(Data items)
^^^^^^^^

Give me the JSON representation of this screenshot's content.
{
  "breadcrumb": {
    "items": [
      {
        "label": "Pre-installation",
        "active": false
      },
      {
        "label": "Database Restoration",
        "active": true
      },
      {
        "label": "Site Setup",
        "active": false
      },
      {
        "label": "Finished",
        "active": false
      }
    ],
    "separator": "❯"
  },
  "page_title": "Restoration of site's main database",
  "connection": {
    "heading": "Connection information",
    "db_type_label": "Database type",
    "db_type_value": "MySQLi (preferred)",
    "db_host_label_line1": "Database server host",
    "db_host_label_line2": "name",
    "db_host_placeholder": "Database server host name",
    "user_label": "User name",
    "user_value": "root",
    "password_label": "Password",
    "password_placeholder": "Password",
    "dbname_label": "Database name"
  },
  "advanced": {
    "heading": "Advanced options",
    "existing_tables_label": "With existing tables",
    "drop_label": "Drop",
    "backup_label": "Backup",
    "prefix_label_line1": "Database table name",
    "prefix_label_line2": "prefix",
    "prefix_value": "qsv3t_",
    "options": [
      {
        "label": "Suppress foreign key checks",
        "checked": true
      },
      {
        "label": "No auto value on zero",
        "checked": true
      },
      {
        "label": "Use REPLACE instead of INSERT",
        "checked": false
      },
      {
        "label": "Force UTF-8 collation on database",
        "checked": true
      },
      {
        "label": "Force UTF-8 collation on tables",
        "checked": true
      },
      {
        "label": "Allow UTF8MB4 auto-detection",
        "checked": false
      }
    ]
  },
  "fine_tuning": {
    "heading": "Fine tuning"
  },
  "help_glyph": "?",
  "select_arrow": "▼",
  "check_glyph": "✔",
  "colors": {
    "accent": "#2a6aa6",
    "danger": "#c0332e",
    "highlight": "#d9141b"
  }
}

^^^^^^^^

_What is being asked_: Sift through the entries and copy every line with "Force".

_Full solution_:
        "label": "Force UTF-8 collation on database",
        "label": "Force UTF-8 collation on tables",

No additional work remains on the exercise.